▶ [PROBLEM REQUIREMENTS]: Repeat every record exactly, but keep images out of the copy.

▶ [SUPPLIED ENTRIES]:
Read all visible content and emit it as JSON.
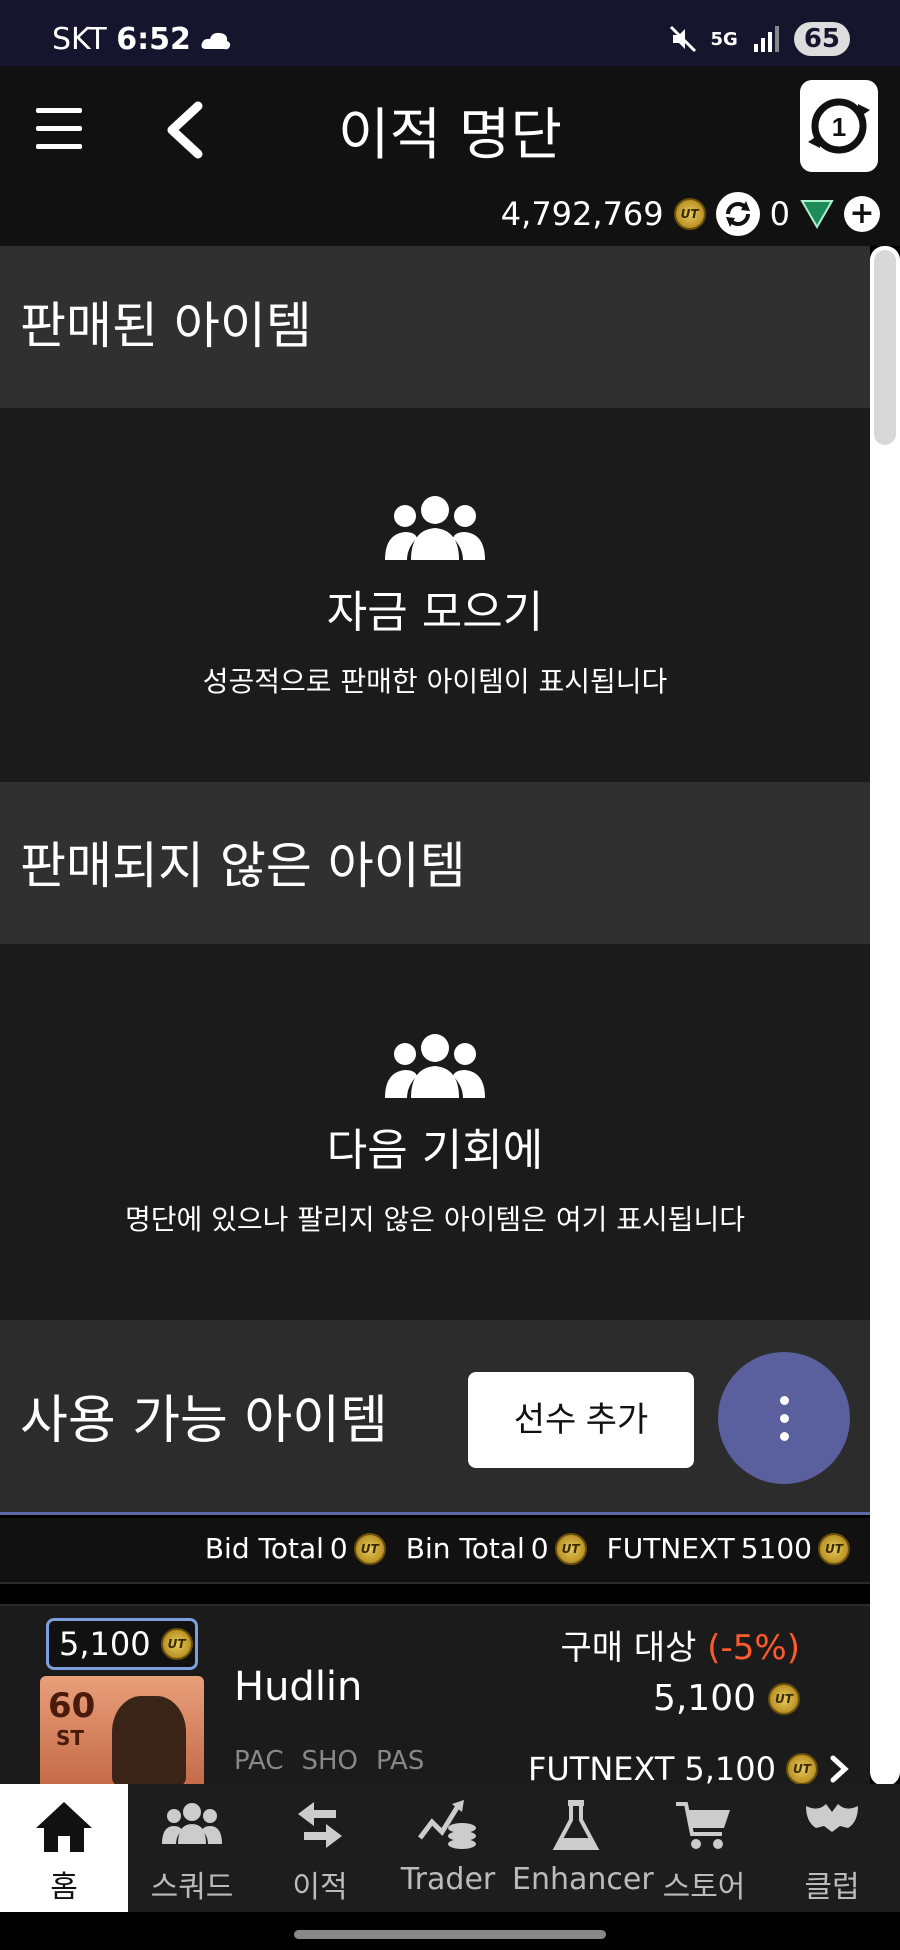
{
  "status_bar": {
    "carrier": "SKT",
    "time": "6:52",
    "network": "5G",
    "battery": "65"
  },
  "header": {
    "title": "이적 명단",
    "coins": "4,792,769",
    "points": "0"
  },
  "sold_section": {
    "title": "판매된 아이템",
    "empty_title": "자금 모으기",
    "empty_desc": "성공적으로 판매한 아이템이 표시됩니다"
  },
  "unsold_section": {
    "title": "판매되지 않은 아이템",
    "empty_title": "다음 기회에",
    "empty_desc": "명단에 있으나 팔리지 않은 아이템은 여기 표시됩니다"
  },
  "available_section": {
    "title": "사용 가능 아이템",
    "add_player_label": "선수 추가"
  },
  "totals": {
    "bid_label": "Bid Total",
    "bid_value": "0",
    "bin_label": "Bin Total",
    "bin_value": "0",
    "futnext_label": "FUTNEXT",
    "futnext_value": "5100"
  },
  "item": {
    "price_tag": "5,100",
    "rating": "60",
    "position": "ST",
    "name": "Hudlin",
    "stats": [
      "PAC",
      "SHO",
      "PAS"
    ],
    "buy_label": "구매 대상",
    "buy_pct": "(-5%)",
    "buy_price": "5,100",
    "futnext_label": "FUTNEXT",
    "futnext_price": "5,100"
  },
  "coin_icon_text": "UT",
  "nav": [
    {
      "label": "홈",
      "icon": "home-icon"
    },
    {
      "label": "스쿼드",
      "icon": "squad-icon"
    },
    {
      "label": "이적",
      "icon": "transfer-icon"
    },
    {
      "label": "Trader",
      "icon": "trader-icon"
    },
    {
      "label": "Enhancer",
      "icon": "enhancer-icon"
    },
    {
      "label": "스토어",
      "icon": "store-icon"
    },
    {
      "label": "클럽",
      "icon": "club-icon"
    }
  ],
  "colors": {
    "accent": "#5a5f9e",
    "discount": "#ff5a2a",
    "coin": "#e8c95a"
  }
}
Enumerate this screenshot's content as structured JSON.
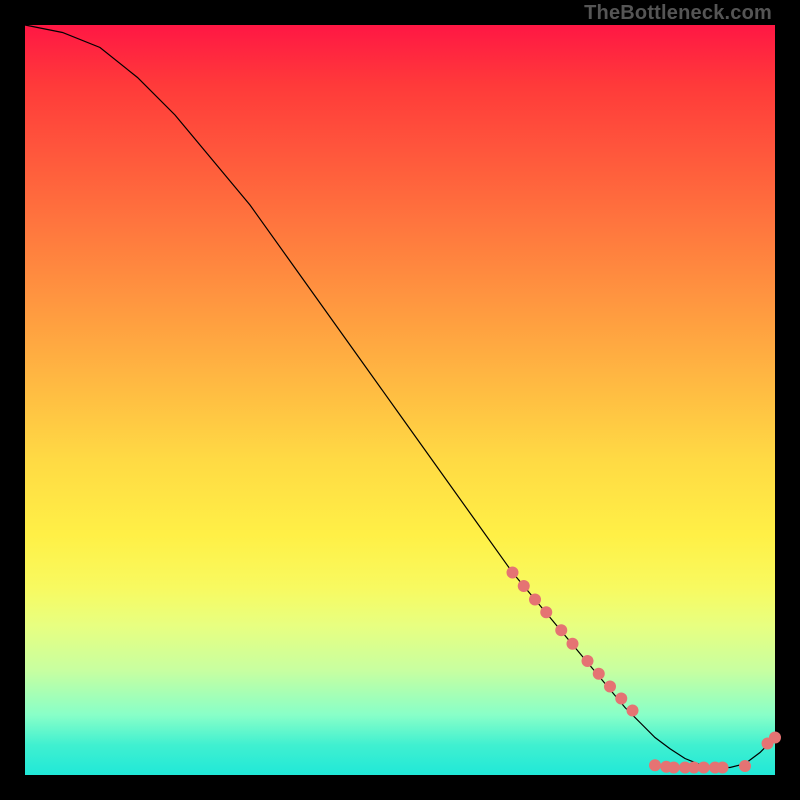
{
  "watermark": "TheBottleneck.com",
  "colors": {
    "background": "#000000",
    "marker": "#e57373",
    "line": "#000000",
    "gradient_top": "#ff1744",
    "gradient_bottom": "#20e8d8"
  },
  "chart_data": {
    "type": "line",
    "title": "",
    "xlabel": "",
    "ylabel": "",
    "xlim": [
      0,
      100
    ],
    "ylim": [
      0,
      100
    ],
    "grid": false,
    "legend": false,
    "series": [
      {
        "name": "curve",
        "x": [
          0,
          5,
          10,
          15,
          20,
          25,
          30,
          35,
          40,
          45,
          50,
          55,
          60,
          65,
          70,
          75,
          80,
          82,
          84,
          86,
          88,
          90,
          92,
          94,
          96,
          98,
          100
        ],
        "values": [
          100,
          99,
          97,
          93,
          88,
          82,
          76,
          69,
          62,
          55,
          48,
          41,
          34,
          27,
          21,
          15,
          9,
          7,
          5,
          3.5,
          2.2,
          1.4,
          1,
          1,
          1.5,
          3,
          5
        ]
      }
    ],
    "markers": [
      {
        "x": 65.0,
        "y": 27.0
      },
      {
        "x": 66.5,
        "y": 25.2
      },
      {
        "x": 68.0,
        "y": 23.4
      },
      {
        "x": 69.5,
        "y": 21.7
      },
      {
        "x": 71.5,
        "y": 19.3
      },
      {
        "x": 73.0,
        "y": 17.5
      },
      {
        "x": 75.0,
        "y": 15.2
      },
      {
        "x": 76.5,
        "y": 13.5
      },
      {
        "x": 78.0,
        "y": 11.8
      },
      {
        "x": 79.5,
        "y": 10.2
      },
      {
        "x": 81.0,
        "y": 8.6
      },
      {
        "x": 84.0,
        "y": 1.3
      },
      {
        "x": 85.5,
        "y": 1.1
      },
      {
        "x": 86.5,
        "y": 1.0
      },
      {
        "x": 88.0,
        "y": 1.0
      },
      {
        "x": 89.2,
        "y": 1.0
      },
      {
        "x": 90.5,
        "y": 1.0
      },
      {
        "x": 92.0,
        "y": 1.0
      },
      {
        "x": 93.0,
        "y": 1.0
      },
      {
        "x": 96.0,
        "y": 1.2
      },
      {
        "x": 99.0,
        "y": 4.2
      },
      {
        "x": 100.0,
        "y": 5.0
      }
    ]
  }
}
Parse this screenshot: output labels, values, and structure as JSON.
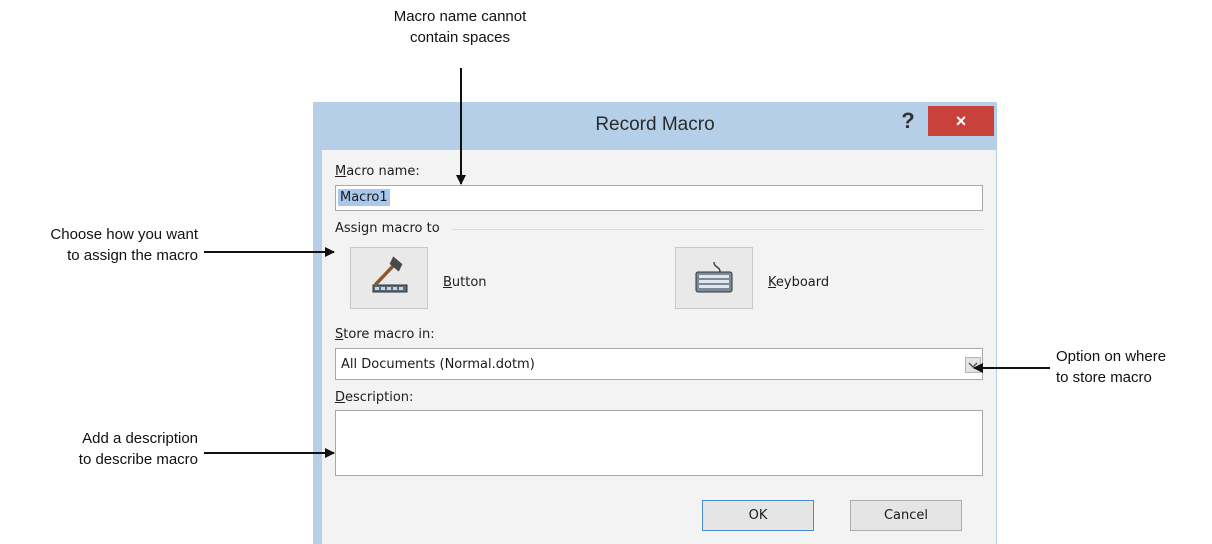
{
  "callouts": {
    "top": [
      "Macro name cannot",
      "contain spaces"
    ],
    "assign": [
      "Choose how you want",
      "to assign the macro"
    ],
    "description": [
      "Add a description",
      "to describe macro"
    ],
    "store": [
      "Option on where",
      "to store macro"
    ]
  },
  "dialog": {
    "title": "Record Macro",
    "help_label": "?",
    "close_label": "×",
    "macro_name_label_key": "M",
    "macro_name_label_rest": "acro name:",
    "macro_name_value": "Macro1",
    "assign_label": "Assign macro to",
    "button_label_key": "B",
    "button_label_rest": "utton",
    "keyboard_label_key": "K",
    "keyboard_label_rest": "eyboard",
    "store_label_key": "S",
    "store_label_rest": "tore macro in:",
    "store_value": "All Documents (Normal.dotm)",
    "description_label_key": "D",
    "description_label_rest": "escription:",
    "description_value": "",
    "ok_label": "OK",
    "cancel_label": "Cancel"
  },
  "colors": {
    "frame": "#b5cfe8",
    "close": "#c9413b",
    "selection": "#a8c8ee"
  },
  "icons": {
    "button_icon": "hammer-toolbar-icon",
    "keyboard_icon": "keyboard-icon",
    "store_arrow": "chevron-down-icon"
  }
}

▶ [IN RESPONSE]:
Read all visible content and emit it as JSON.
{
  "status_bar": {
    "carrier": "SKT",
    "time": "6:52",
    "network": "5G",
    "battery": "65"
  },
  "header": {
    "title": "이적 명단",
    "coins": "4,792,769",
    "points": "0"
  },
  "sold_section": {
    "title": "판매된 아이템",
    "empty_title": "자금 모으기",
    "empty_desc": "성공적으로 판매한 아이템이 표시됩니다"
  },
  "unsold_section": {
    "title": "판매되지 않은 아이템",
    "empty_title": "다음 기회에",
    "empty_desc": "명단에 있으나 팔리지 않은 아이템은 여기 표시됩니다"
  },
  "available_section": {
    "title": "사용 가능 아이템",
    "add_player_label": "선수 추가"
  },
  "totals": {
    "bid_label": "Bid Total",
    "bid_value": "0",
    "bin_label": "Bin Total",
    "bin_value": "0",
    "futnext_label": "FUTNEXT",
    "futnext_value": "5100"
  },
  "item": {
    "price_tag": "5,100",
    "rating": "60",
    "position": "ST",
    "name": "Hudlin",
    "stats": [
      "PAC",
      "SHO",
      "PAS"
    ],
    "buy_label": "구매 대상",
    "buy_pct": "(-5%)",
    "buy_price": "5,100",
    "futnext_label": "FUTNEXT",
    "futnext_price": "5,100"
  },
  "coin_icon_text": "UT",
  "nav": [
    {
      "label": "홈",
      "icon": "home-icon"
    },
    {
      "label": "스쿼드",
      "icon": "squad-icon"
    },
    {
      "label": "이적",
      "icon": "transfer-icon"
    },
    {
      "label": "Trader",
      "icon": "trader-icon"
    },
    {
      "label": "Enhancer",
      "icon": "enhancer-icon"
    },
    {
      "label": "스토어",
      "icon": "store-icon"
    },
    {
      "label": "클럽",
      "icon": "club-icon"
    }
  ],
  "colors": {
    "accent": "#5a5f9e",
    "discount": "#ff5a2a",
    "coin": "#e8c95a"
  }
}
Enumerate this screenshot's content as structured JSON.
{
  "watermark": "TheBottleneck.com",
  "colors": {
    "background": "#000000",
    "marker": "#e57373",
    "line": "#000000",
    "gradient_top": "#ff1744",
    "gradient_bottom": "#20e8d8"
  },
  "chart_data": {
    "type": "line",
    "title": "",
    "xlabel": "",
    "ylabel": "",
    "xlim": [
      0,
      100
    ],
    "ylim": [
      0,
      100
    ],
    "grid": false,
    "legend": false,
    "series": [
      {
        "name": "curve",
        "x": [
          0,
          5,
          10,
          15,
          20,
          25,
          30,
          35,
          40,
          45,
          50,
          55,
          60,
          65,
          70,
          75,
          80,
          82,
          84,
          86,
          88,
          90,
          92,
          94,
          96,
          98,
          100
        ],
        "values": [
          100,
          99,
          97,
          93,
          88,
          82,
          76,
          69,
          62,
          55,
          48,
          41,
          34,
          27,
          21,
          15,
          9,
          7,
          5,
          3.5,
          2.2,
          1.4,
          1,
          1,
          1.5,
          3,
          5
        ]
      }
    ],
    "markers": [
      {
        "x": 65.0,
        "y": 27.0
      },
      {
        "x": 66.5,
        "y": 25.2
      },
      {
        "x": 68.0,
        "y": 23.4
      },
      {
        "x": 69.5,
        "y": 21.7
      },
      {
        "x": 71.5,
        "y": 19.3
      },
      {
        "x": 73.0,
        "y": 17.5
      },
      {
        "x": 75.0,
        "y": 15.2
      },
      {
        "x": 76.5,
        "y": 13.5
      },
      {
        "x": 78.0,
        "y": 11.8
      },
      {
        "x": 79.5,
        "y": 10.2
      },
      {
        "x": 81.0,
        "y": 8.6
      },
      {
        "x": 84.0,
        "y": 1.3
      },
      {
        "x": 85.5,
        "y": 1.1
      },
      {
        "x": 86.5,
        "y": 1.0
      },
      {
        "x": 88.0,
        "y": 1.0
      },
      {
        "x": 89.2,
        "y": 1.0
      },
      {
        "x": 90.5,
        "y": 1.0
      },
      {
        "x": 92.0,
        "y": 1.0
      },
      {
        "x": 93.0,
        "y": 1.0
      },
      {
        "x": 96.0,
        "y": 1.2
      },
      {
        "x": 99.0,
        "y": 4.2
      },
      {
        "x": 100.0,
        "y": 5.0
      }
    ]
  }
}
Parse this screenshot: output labels, values, and structure as JSON.
{
  "callouts": {
    "top": [
      "Macro name cannot",
      "contain spaces"
    ],
    "assign": [
      "Choose how you want",
      "to assign the macro"
    ],
    "description": [
      "Add a description",
      "to describe macro"
    ],
    "store": [
      "Option on where",
      "to store macro"
    ]
  },
  "dialog": {
    "title": "Record Macro",
    "help_label": "?",
    "close_label": "×",
    "macro_name_label_key": "M",
    "macro_name_label_rest": "acro name:",
    "macro_name_value": "Macro1",
    "assign_label": "Assign macro to",
    "button_label_key": "B",
    "button_label_rest": "utton",
    "keyboard_label_key": "K",
    "keyboard_label_rest": "eyboard",
    "store_label_key": "S",
    "store_label_rest": "tore macro in:",
    "store_value": "All Documents (Normal.dotm)",
    "description_label_key": "D",
    "description_label_rest": "escription:",
    "description_value": "",
    "ok_label": "OK",
    "cancel_label": "Cancel"
  },
  "colors": {
    "frame": "#b5cfe8",
    "close": "#c9413b",
    "selection": "#a8c8ee"
  },
  "icons": {
    "button_icon": "hammer-toolbar-icon",
    "keyboard_icon": "keyboard-icon",
    "store_arrow": "chevron-down-icon"
  }
}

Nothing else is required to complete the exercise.